>> BEGIN Excerpted data

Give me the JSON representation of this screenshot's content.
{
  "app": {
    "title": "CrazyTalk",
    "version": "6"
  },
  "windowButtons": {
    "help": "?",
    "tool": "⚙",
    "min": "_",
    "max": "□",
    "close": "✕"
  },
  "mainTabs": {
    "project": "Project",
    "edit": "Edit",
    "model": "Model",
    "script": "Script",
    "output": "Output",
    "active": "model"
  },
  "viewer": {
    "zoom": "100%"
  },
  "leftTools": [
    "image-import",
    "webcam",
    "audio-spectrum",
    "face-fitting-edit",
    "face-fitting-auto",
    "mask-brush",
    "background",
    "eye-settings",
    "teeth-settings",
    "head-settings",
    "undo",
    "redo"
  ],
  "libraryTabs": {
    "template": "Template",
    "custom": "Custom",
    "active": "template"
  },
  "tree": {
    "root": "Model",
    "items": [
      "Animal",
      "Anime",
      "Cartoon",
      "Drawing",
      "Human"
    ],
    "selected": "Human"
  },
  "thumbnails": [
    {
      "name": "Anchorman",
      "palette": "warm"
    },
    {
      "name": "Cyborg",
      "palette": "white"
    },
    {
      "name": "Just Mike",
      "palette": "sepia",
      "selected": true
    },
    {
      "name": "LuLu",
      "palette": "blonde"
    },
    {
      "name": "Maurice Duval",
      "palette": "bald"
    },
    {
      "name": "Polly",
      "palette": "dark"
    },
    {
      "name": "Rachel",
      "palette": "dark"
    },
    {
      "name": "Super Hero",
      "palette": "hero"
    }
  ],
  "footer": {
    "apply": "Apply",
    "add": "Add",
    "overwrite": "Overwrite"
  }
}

>> END Excerpted data

- _Work to do_: Quote each line of the listing above exactly.

- _Written answer_:
Give me the JSON representation of this screenshot's content.
{
  "app": {
    "title": "CrazyTalk",
    "version": "6"
  },
  "windowButtons": {
    "help": "?",
    "tool": "⚙",
    "min": "_",
    "max": "□",
    "close": "✕"
  },
  "mainTabs": {
    "project": "Project",
    "edit": "Edit",
    "model": "Model",
    "script": "Script",
    "output": "Output",
    "active": "model"
  },
  "viewer": {
    "zoom": "100%"
  },
  "leftTools": [
    "image-import",
    "webcam",
    "audio-spectrum",
    "face-fitting-edit",
    "face-fitting-auto",
    "mask-brush",
    "background",
    "eye-settings",
    "teeth-settings",
    "head-settings",
    "undo",
    "redo"
  ],
  "libraryTabs": {
    "template": "Template",
    "custom": "Custom",
    "active": "template"
  },
  "tree": {
    "root": "Model",
    "items": [
      "Animal",
      "Anime",
      "Cartoon",
      "Drawing",
      "Human"
    ],
    "selected": "Human"
  },
  "thumbnails": [
    {
      "name": "Anchorman",
      "palette": "warm"
    },
    {
      "name": "Cyborg",
      "palette": "white"
    },
    {
      "name": "Just Mike",
      "palette": "sepia",
      "selected": true
    },
    {
      "name": "LuLu",
      "palette": "blonde"
    },
    {
      "name": "Maurice Duval",
      "palette": "bald"
    },
    {
      "name": "Polly",
      "palette": "dark"
    },
    {
      "name": "Rachel",
      "palette": "dark"
    },
    {
      "name": "Super Hero",
      "palette": "hero"
    }
  ],
  "footer": {
    "apply": "Apply",
    "add": "Add",
    "overwrite": "Overwrite"
  }
}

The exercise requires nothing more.